INSTRUCTIONS FOR THE TASK → Output the records. Match them exactly.

# AVAILABLE RECORDS start

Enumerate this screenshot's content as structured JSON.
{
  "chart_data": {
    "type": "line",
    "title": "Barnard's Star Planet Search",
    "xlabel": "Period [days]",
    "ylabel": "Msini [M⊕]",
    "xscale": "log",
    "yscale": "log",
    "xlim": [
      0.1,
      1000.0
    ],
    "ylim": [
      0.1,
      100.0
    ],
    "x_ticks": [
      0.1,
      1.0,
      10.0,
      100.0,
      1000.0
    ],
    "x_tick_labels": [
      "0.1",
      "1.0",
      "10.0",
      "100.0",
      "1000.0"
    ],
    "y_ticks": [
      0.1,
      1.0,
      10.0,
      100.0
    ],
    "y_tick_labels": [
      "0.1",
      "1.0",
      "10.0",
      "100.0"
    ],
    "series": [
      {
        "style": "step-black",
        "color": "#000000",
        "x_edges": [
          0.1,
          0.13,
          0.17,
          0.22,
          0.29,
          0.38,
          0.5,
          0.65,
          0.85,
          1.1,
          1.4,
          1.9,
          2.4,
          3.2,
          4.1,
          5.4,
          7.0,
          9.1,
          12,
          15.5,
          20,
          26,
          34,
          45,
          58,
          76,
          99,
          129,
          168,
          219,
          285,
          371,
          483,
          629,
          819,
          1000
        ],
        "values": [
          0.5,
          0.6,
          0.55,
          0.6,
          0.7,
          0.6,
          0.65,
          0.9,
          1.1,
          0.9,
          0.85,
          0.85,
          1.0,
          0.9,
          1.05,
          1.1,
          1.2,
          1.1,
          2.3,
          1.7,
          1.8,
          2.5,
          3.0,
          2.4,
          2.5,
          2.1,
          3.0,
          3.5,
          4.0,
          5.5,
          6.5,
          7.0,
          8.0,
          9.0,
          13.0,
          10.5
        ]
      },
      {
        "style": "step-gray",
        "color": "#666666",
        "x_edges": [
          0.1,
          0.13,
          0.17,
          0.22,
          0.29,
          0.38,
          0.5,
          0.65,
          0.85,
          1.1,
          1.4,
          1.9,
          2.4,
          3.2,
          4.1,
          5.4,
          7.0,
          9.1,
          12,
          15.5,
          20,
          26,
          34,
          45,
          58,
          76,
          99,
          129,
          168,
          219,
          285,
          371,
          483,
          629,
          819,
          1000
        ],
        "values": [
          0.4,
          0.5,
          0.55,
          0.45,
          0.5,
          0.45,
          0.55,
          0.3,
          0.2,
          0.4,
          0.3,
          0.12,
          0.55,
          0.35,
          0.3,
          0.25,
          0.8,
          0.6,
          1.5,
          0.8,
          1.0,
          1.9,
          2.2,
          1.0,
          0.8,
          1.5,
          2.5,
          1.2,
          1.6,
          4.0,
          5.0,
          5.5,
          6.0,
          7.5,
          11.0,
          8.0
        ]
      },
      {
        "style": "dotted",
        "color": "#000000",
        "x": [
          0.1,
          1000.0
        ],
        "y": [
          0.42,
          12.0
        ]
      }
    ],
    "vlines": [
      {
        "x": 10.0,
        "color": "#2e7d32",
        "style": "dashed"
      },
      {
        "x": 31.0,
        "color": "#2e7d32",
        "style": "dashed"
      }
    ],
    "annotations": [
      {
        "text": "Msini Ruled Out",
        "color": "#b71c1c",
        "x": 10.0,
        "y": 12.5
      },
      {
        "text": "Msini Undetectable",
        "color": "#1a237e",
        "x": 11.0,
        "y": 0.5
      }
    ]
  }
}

# AVAILABLE RECORDS end

SOLUTION →
Enumerate this screenshot's content as structured JSON.
{
  "chart_data": {
    "type": "line",
    "title": "Barnard's Star Planet Search",
    "xlabel": "Period [days]",
    "ylabel": "Msini [M⊕]",
    "xscale": "log",
    "yscale": "log",
    "xlim": [
      0.1,
      1000.0
    ],
    "ylim": [
      0.1,
      100.0
    ],
    "x_ticks": [
      0.1,
      1.0,
      10.0,
      100.0,
      1000.0
    ],
    "x_tick_labels": [
      "0.1",
      "1.0",
      "10.0",
      "100.0",
      "1000.0"
    ],
    "y_ticks": [
      0.1,
      1.0,
      10.0,
      100.0
    ],
    "y_tick_labels": [
      "0.1",
      "1.0",
      "10.0",
      "100.0"
    ],
    "series": [
      {
        "style": "step-black",
        "color": "#000000",
        "x_edges": [
          0.1,
          0.13,
          0.17,
          0.22,
          0.29,
          0.38,
          0.5,
          0.65,
          0.85,
          1.1,
          1.4,
          1.9,
          2.4,
          3.2,
          4.1,
          5.4,
          7.0,
          9.1,
          12,
          15.5,
          20,
          26,
          34,
          45,
          58,
          76,
          99,
          129,
          168,
          219,
          285,
          371,
          483,
          629,
          819,
          1000
        ],
        "values": [
          0.5,
          0.6,
          0.55,
          0.6,
          0.7,
          0.6,
          0.65,
          0.9,
          1.1,
          0.9,
          0.85,
          0.85,
          1.0,
          0.9,
          1.05,
          1.1,
          1.2,
          1.1,
          2.3,
          1.7,
          1.8,
          2.5,
          3.0,
          2.4,
          2.5,
          2.1,
          3.0,
          3.5,
          4.0,
          5.5,
          6.5,
          7.0,
          8.0,
          9.0,
          13.0,
          10.5
        ]
      },
      {
        "style": "step-gray",
        "color": "#666666",
        "x_edges": [
          0.1,
          0.13,
          0.17,
          0.22,
          0.29,
          0.38,
          0.5,
          0.65,
          0.85,
          1.1,
          1.4,
          1.9,
          2.4,
          3.2,
          4.1,
          5.4,
          7.0,
          9.1,
          12,
          15.5,
          20,
          26,
          34,
          45,
          58,
          76,
          99,
          129,
          168,
          219,
          285,
          371,
          483,
          629,
          819,
          1000
        ],
        "values": [
          0.4,
          0.5,
          0.55,
          0.45,
          0.5,
          0.45,
          0.55,
          0.3,
          0.2,
          0.4,
          0.3,
          0.12,
          0.55,
          0.35,
          0.3,
          0.25,
          0.8,
          0.6,
          1.5,
          0.8,
          1.0,
          1.9,
          2.2,
          1.0,
          0.8,
          1.5,
          2.5,
          1.2,
          1.6,
          4.0,
          5.0,
          5.5,
          6.0,
          7.5,
          11.0,
          8.0
        ]
      },
      {
        "style": "dotted",
        "color": "#000000",
        "x": [
          0.1,
          1000.0
        ],
        "y": [
          0.42,
          12.0
        ]
      }
    ],
    "vlines": [
      {
        "x": 10.0,
        "color": "#2e7d32",
        "style": "dashed"
      },
      {
        "x": 31.0,
        "color": "#2e7d32",
        "style": "dashed"
      }
    ],
    "annotations": [
      {
        "text": "Msini Ruled Out",
        "color": "#b71c1c",
        "x": 10.0,
        "y": 12.5
      },
      {
        "text": "Msini Undetectable",
        "color": "#1a237e",
        "x": 11.0,
        "y": 0.5
      }
    ]
  }
}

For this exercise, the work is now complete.